***** Data rows *****

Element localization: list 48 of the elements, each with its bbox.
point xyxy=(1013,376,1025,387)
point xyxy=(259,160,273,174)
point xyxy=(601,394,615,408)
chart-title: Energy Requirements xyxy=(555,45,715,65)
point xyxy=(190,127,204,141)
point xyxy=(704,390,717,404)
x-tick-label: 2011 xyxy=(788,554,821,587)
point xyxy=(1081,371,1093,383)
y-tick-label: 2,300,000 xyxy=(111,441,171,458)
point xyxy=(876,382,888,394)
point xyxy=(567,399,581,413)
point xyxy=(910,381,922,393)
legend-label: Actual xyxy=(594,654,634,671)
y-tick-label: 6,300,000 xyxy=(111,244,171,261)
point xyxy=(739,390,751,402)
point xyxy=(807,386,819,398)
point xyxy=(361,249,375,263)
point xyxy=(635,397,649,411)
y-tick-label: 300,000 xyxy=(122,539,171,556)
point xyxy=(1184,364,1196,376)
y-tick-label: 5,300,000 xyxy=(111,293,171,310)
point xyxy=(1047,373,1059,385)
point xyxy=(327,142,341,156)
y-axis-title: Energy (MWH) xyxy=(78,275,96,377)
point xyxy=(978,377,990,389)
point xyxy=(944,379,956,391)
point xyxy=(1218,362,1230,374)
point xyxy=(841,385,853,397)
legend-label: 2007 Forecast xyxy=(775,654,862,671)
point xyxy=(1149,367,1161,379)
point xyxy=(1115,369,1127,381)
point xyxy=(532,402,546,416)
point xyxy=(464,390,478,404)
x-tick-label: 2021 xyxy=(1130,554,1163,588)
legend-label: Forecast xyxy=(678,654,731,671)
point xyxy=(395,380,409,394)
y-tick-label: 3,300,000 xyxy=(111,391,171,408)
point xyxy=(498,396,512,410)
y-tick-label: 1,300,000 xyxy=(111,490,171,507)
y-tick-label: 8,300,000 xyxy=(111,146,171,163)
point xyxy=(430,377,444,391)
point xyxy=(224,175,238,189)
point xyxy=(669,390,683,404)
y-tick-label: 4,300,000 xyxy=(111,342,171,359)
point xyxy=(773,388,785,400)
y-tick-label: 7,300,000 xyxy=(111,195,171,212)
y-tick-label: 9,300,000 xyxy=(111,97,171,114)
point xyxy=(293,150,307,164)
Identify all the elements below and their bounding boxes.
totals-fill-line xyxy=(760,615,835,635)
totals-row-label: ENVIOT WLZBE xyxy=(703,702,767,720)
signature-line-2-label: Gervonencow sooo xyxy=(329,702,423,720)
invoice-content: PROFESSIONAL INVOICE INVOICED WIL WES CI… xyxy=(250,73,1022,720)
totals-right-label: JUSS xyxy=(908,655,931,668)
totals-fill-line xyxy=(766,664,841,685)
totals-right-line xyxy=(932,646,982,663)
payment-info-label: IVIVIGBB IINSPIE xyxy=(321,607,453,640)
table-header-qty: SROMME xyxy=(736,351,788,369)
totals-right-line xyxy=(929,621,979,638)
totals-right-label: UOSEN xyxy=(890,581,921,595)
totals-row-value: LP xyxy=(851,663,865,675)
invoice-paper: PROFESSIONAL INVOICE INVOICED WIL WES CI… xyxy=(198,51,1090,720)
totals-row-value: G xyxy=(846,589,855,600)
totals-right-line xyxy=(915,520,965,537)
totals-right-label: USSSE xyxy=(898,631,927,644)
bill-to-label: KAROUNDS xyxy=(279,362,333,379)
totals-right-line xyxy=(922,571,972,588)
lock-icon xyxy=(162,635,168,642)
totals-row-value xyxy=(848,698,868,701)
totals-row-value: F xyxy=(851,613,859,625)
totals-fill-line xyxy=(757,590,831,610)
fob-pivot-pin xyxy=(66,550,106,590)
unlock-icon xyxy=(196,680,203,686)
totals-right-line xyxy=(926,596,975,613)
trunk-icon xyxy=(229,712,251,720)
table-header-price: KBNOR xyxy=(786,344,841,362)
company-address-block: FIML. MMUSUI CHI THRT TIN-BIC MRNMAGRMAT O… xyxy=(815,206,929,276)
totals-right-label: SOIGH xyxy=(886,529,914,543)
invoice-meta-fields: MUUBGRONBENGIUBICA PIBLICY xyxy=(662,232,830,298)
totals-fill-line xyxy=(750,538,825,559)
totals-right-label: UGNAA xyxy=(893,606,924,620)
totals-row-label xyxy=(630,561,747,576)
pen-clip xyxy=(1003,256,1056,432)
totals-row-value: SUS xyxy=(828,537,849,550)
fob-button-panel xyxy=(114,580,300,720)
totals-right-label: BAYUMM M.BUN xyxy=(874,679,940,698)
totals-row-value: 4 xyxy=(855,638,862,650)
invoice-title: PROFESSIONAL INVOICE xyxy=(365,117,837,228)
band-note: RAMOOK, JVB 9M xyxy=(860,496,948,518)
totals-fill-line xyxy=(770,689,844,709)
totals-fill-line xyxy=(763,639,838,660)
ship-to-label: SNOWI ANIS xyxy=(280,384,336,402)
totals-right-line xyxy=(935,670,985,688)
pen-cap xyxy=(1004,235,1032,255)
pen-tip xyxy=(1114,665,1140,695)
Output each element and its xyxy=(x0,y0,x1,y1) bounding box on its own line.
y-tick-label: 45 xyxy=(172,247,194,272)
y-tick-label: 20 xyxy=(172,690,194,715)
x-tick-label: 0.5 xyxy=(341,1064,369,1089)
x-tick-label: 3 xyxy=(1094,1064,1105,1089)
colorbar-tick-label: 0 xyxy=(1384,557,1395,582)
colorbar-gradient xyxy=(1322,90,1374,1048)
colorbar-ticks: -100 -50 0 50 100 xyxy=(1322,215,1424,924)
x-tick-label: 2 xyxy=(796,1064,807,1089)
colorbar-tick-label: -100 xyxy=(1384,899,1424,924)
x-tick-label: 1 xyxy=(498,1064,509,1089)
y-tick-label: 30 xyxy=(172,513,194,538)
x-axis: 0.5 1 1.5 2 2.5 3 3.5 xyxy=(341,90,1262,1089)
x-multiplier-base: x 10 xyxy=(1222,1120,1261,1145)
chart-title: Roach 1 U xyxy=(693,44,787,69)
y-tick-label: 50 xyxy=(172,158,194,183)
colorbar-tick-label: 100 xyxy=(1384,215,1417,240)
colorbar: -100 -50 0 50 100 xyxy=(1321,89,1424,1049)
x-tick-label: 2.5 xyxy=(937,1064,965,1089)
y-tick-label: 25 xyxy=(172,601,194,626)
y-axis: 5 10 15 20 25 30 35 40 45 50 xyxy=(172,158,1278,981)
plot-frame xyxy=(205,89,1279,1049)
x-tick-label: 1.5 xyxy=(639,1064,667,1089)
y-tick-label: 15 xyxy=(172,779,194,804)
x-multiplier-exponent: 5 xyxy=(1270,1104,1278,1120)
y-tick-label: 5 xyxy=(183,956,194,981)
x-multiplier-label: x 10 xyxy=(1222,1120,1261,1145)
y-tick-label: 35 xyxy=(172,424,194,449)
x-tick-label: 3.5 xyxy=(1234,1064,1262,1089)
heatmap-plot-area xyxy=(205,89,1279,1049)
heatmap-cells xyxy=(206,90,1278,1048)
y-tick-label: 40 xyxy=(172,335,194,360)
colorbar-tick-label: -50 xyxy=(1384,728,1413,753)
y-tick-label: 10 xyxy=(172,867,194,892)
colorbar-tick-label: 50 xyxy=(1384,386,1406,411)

*****

(Aim of the exercise): Transcribe all of the rows above verbatim, keeping every line in its original order and form.

(Written reply):
Element localization: list 48 of the elements, each with its bbox.
point xyxy=(1013,376,1025,387)
point xyxy=(259,160,273,174)
point xyxy=(601,394,615,408)
chart-title: Energy Requirements xyxy=(555,45,715,65)
point xyxy=(190,127,204,141)
point xyxy=(704,390,717,404)
x-tick-label: 2011 xyxy=(788,554,821,587)
point xyxy=(1081,371,1093,383)
y-tick-label: 2,300,000 xyxy=(111,441,171,458)
point xyxy=(876,382,888,394)
point xyxy=(567,399,581,413)
point xyxy=(910,381,922,393)
legend-label: Actual xyxy=(594,654,634,671)
y-tick-label: 6,300,000 xyxy=(111,244,171,261)
point xyxy=(739,390,751,402)
point xyxy=(807,386,819,398)
point xyxy=(361,249,375,263)
point xyxy=(635,397,649,411)
y-tick-label: 300,000 xyxy=(122,539,171,556)
point xyxy=(1184,364,1196,376)
y-tick-label: 5,300,000 xyxy=(111,293,171,310)
point xyxy=(1047,373,1059,385)
point xyxy=(327,142,341,156)
y-axis-title: Energy (MWH) xyxy=(78,275,96,377)
point xyxy=(978,377,990,389)
point xyxy=(944,379,956,391)
point xyxy=(1218,362,1230,374)
point xyxy=(841,385,853,397)
legend-label: 2007 Forecast xyxy=(775,654,862,671)
point xyxy=(1149,367,1161,379)
point xyxy=(1115,369,1127,381)
point xyxy=(532,402,546,416)
point xyxy=(464,390,478,404)
x-tick-label: 2021 xyxy=(1130,554,1163,588)
legend-label: Forecast xyxy=(678,654,731,671)
point xyxy=(395,380,409,394)
y-tick-label: 3,300,000 xyxy=(111,391,171,408)
point xyxy=(498,396,512,410)
y-tick-label: 1,300,000 xyxy=(111,490,171,507)
y-tick-label: 8,300,000 xyxy=(111,146,171,163)
point xyxy=(430,377,444,391)
point xyxy=(224,175,238,189)
point xyxy=(669,390,683,404)
y-tick-label: 4,300,000 xyxy=(111,342,171,359)
point xyxy=(773,388,785,400)
y-tick-label: 7,300,000 xyxy=(111,195,171,212)
y-tick-label: 9,300,000 xyxy=(111,97,171,114)
point xyxy=(293,150,307,164)
Identify all the elements below and their bounding boxes.
totals-fill-line xyxy=(760,615,835,635)
totals-row-label: ENVIOT WLZBE xyxy=(703,702,767,720)
signature-line-2-label: Gervonencow sooo xyxy=(329,702,423,720)
invoice-content: PROFESSIONAL INVOICE INVOICED WIL WES CI… xyxy=(250,73,1022,720)
totals-right-label: JUSS xyxy=(908,655,931,668)
totals-fill-line xyxy=(766,664,841,685)
totals-right-line xyxy=(932,646,982,663)
payment-info-label: IVIVIGBB IINSPIE xyxy=(321,607,453,640)
table-header-qty: SROMME xyxy=(736,351,788,369)
totals-right-line xyxy=(929,621,979,638)
totals-right-label: UOSEN xyxy=(890,581,921,595)
totals-row-value: LP xyxy=(851,663,865,675)
invoice-paper: PROFESSIONAL INVOICE INVOICED WIL WES CI… xyxy=(198,51,1090,720)
totals-row-value: G xyxy=(846,589,855,600)
totals-right-line xyxy=(915,520,965,537)
totals-right-label: USSSE xyxy=(898,631,927,644)
bill-to-label: KAROUNDS xyxy=(279,362,333,379)
totals-right-line xyxy=(922,571,972,588)
lock-icon xyxy=(162,635,168,642)
totals-row-value xyxy=(848,698,868,701)
totals-row-value: F xyxy=(851,613,859,625)
totals-fill-line xyxy=(757,590,831,610)
fob-pivot-pin xyxy=(66,550,106,590)
unlock-icon xyxy=(196,680,203,686)
totals-right-line xyxy=(926,596,975,613)
trunk-icon xyxy=(229,712,251,720)
table-header-price: KBNOR xyxy=(786,344,841,362)
company-address-block: FIML. MMUSUI CHI THRT TIN-BIC MRNMAGRMAT O… xyxy=(815,206,929,276)
totals-right-label: SOIGH xyxy=(886,529,914,543)
invoice-meta-fields: MUUBGRONBENGIUBICA PIBLICY xyxy=(662,232,830,298)
totals-fill-line xyxy=(750,538,825,559)
totals-right-label: UGNAA xyxy=(893,606,924,620)
totals-row-label xyxy=(630,561,747,576)
pen-clip xyxy=(1003,256,1056,432)
totals-row-value: SUS xyxy=(828,537,849,550)
fob-button-panel xyxy=(114,580,300,720)
totals-right-label: BAYUMM M.BUN xyxy=(874,679,940,698)
totals-row-value: 4 xyxy=(855,638,862,650)
invoice-title: PROFESSIONAL INVOICE xyxy=(365,117,837,228)
band-note: RAMOOK, JVB 9M xyxy=(860,496,948,518)
totals-fill-line xyxy=(770,689,844,709)
totals-fill-line xyxy=(763,639,838,660)
ship-to-label: SNOWI ANIS xyxy=(280,384,336,402)
totals-right-line xyxy=(935,670,985,688)
pen-cap xyxy=(1004,235,1032,255)
pen-tip xyxy=(1114,665,1140,695)
Output each element and its xyxy=(x0,y0,x1,y1) bounding box on its own line.
y-tick-label: 45 xyxy=(172,247,194,272)
y-tick-label: 20 xyxy=(172,690,194,715)
x-tick-label: 0.5 xyxy=(341,1064,369,1089)
x-tick-label: 3 xyxy=(1094,1064,1105,1089)
colorbar-tick-label: 0 xyxy=(1384,557,1395,582)
colorbar-gradient xyxy=(1322,90,1374,1048)
colorbar-ticks: -100 -50 0 50 100 xyxy=(1322,215,1424,924)
x-tick-label: 2 xyxy=(796,1064,807,1089)
colorbar-tick-label: -100 xyxy=(1384,899,1424,924)
x-tick-label: 1 xyxy=(498,1064,509,1089)
y-tick-label: 30 xyxy=(172,513,194,538)
x-axis: 0.5 1 1.5 2 2.5 3 3.5 xyxy=(341,90,1262,1089)
x-multiplier-base: x 10 xyxy=(1222,1120,1261,1145)
chart-title: Roach 1 U xyxy=(693,44,787,69)
y-tick-label: 50 xyxy=(172,158,194,183)
colorbar-tick-label: 100 xyxy=(1384,215,1417,240)
colorbar: -100 -50 0 50 100 xyxy=(1321,89,1424,1049)
x-tick-label: 2.5 xyxy=(937,1064,965,1089)
y-tick-label: 25 xyxy=(172,601,194,626)
y-axis: 5 10 15 20 25 30 35 40 45 50 xyxy=(172,158,1278,981)
plot-frame xyxy=(205,89,1279,1049)
x-tick-label: 1.5 xyxy=(639,1064,667,1089)
y-tick-label: 15 xyxy=(172,779,194,804)
x-multiplier-exponent: 5 xyxy=(1270,1104,1278,1120)
y-tick-label: 5 xyxy=(183,956,194,981)
x-multiplier-label: x 10 xyxy=(1222,1120,1261,1145)
y-tick-label: 35 xyxy=(172,424,194,449)
x-tick-label: 3.5 xyxy=(1234,1064,1262,1089)
heatmap-plot-area xyxy=(205,89,1279,1049)
heatmap-cells xyxy=(206,90,1278,1048)
y-tick-label: 40 xyxy=(172,335,194,360)
colorbar-tick-label: -50 xyxy=(1384,728,1413,753)
y-tick-label: 10 xyxy=(172,867,194,892)
colorbar-tick-label: 50 xyxy=(1384,386,1406,411)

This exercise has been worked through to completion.